| Exercise description |
Take the material below and write it all out again exactly.

| Excerpted records |
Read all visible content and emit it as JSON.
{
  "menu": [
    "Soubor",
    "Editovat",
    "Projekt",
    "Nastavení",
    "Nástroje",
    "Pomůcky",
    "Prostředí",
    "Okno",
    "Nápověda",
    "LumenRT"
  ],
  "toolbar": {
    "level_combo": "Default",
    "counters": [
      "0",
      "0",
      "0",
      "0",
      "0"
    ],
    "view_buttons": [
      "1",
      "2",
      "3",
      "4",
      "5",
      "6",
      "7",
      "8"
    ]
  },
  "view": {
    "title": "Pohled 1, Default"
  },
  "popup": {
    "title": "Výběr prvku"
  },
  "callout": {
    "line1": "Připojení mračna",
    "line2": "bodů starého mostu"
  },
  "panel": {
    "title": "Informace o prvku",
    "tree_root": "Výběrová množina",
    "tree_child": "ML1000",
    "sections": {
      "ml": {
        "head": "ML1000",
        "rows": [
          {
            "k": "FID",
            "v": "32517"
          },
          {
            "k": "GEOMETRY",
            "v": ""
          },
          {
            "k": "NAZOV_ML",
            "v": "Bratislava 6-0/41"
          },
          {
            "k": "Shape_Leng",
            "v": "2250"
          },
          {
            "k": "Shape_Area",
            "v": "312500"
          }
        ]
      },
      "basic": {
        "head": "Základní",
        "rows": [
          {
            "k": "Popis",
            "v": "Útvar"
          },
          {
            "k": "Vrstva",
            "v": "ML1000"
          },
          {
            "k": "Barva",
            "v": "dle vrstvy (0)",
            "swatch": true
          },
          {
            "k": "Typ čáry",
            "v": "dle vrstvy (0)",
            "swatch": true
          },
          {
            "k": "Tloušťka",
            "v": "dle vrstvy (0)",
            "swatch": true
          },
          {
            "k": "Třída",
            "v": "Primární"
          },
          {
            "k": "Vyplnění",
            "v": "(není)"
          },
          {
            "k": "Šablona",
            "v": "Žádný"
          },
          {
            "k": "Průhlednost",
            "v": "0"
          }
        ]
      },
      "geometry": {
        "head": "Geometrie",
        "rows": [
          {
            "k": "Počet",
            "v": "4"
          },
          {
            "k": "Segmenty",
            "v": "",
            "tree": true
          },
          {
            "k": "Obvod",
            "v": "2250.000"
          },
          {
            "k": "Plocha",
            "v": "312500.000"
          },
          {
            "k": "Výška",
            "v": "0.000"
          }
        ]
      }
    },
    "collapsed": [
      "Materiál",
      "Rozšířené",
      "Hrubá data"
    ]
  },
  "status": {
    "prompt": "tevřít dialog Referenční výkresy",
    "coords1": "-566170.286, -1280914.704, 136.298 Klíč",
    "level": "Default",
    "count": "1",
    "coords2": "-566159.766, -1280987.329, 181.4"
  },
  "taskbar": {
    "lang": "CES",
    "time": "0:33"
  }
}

| Full answer |
Read all visible content and emit it as JSON.
{
  "menu": [
    "Soubor",
    "Editovat",
    "Projekt",
    "Nastavení",
    "Nástroje",
    "Pomůcky",
    "Prostředí",
    "Okno",
    "Nápověda",
    "LumenRT"
  ],
  "toolbar": {
    "level_combo": "Default",
    "counters": [
      "0",
      "0",
      "0",
      "0",
      "0"
    ],
    "view_buttons": [
      "1",
      "2",
      "3",
      "4",
      "5",
      "6",
      "7",
      "8"
    ]
  },
  "view": {
    "title": "Pohled 1, Default"
  },
  "popup": {
    "title": "Výběr prvku"
  },
  "callout": {
    "line1": "Připojení mračna",
    "line2": "bodů starého mostu"
  },
  "panel": {
    "title": "Informace o prvku",
    "tree_root": "Výběrová množina",
    "tree_child": "ML1000",
    "sections": {
      "ml": {
        "head": "ML1000",
        "rows": [
          {
            "k": "FID",
            "v": "32517"
          },
          {
            "k": "GEOMETRY",
            "v": ""
          },
          {
            "k": "NAZOV_ML",
            "v": "Bratislava 6-0/41"
          },
          {
            "k": "Shape_Leng",
            "v": "2250"
          },
          {
            "k": "Shape_Area",
            "v": "312500"
          }
        ]
      },
      "basic": {
        "head": "Základní",
        "rows": [
          {
            "k": "Popis",
            "v": "Útvar"
          },
          {
            "k": "Vrstva",
            "v": "ML1000"
          },
          {
            "k": "Barva",
            "v": "dle vrstvy (0)",
            "swatch": true
          },
          {
            "k": "Typ čáry",
            "v": "dle vrstvy (0)",
            "swatch": true
          },
          {
            "k": "Tloušťka",
            "v": "dle vrstvy (0)",
            "swatch": true
          },
          {
            "k": "Třída",
            "v": "Primární"
          },
          {
            "k": "Vyplnění",
            "v": "(není)"
          },
          {
            "k": "Šablona",
            "v": "Žádný"
          },
          {
            "k": "Průhlednost",
            "v": "0"
          }
        ]
      },
      "geometry": {
        "head": "Geometrie",
        "rows": [
          {
            "k": "Počet",
            "v": "4"
          },
          {
            "k": "Segmenty",
            "v": "",
            "tree": true
          },
          {
            "k": "Obvod",
            "v": "2250.000"
          },
          {
            "k": "Plocha",
            "v": "312500.000"
          },
          {
            "k": "Výška",
            "v": "0.000"
          }
        ]
      }
    },
    "collapsed": [
      "Materiál",
      "Rozšířené",
      "Hrubá data"
    ]
  },
  "status": {
    "prompt": "tevřít dialog Referenční výkresy",
    "coords1": "-566170.286, -1280914.704, 136.298 Klíč",
    "level": "Default",
    "count": "1",
    "coords2": "-566159.766, -1280987.329, 181.4"
  },
  "taskbar": {
    "lang": "CES",
    "time": "0:33"
  }
}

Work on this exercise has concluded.